# Work to be completed
Output the data exactly, with every line intact.

═══ Extracted data

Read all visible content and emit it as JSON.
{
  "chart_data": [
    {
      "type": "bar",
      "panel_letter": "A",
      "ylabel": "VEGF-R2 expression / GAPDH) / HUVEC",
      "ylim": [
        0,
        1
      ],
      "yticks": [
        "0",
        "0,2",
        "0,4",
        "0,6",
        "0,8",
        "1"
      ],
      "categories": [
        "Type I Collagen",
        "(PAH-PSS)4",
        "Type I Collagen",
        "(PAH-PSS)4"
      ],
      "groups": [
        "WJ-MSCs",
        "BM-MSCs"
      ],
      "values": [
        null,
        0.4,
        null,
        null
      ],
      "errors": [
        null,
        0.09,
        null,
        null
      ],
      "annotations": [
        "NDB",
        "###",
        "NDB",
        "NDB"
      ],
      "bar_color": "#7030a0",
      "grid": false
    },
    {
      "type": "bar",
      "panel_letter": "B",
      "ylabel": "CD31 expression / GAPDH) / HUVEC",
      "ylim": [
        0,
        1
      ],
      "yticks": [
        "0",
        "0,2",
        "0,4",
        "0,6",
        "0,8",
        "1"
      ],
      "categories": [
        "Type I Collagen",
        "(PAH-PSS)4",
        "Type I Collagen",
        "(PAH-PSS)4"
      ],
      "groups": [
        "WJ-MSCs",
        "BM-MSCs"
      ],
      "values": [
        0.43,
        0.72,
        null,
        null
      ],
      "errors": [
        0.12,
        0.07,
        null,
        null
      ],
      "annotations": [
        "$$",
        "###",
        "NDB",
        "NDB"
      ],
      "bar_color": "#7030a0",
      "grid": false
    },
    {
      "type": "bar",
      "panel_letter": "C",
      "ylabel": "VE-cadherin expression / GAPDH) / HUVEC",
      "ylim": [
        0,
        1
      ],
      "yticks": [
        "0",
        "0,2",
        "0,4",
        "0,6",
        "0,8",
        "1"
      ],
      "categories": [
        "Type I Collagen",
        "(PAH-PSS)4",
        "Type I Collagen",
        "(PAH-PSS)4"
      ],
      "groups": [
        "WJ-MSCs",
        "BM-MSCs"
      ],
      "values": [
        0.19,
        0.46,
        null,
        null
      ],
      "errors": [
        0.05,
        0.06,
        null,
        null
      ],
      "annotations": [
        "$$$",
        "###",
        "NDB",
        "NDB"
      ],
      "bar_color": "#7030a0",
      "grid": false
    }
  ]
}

══════

# Complete answer
Read all visible content and emit it as JSON.
{
  "chart_data": [
    {
      "type": "bar",
      "panel_letter": "A",
      "ylabel": "VEGF-R2 expression / GAPDH) / HUVEC",
      "ylim": [
        0,
        1
      ],
      "yticks": [
        "0",
        "0,2",
        "0,4",
        "0,6",
        "0,8",
        "1"
      ],
      "categories": [
        "Type I Collagen",
        "(PAH-PSS)4",
        "Type I Collagen",
        "(PAH-PSS)4"
      ],
      "groups": [
        "WJ-MSCs",
        "BM-MSCs"
      ],
      "values": [
        null,
        0.4,
        null,
        null
      ],
      "errors": [
        null,
        0.09,
        null,
        null
      ],
      "annotations": [
        "NDB",
        "###",
        "NDB",
        "NDB"
      ],
      "bar_color": "#7030a0",
      "grid": false
    },
    {
      "type": "bar",
      "panel_letter": "B",
      "ylabel": "CD31 expression / GAPDH) / HUVEC",
      "ylim": [
        0,
        1
      ],
      "yticks": [
        "0",
        "0,2",
        "0,4",
        "0,6",
        "0,8",
        "1"
      ],
      "categories": [
        "Type I Collagen",
        "(PAH-PSS)4",
        "Type I Collagen",
        "(PAH-PSS)4"
      ],
      "groups": [
        "WJ-MSCs",
        "BM-MSCs"
      ],
      "values": [
        0.43,
        0.72,
        null,
        null
      ],
      "errors": [
        0.12,
        0.07,
        null,
        null
      ],
      "annotations": [
        "$$",
        "###",
        "NDB",
        "NDB"
      ],
      "bar_color": "#7030a0",
      "grid": false
    },
    {
      "type": "bar",
      "panel_letter": "C",
      "ylabel": "VE-cadherin expression / GAPDH) / HUVEC",
      "ylim": [
        0,
        1
      ],
      "yticks": [
        "0",
        "0,2",
        "0,4",
        "0,6",
        "0,8",
        "1"
      ],
      "categories": [
        "Type I Collagen",
        "(PAH-PSS)4",
        "Type I Collagen",
        "(PAH-PSS)4"
      ],
      "groups": [
        "WJ-MSCs",
        "BM-MSCs"
      ],
      "values": [
        0.19,
        0.46,
        null,
        null
      ],
      "errors": [
        0.05,
        0.06,
        null,
        null
      ],
      "annotations": [
        "$$$",
        "###",
        "NDB",
        "NDB"
      ],
      "bar_color": "#7030a0",
      "grid": false
    }
  ]
}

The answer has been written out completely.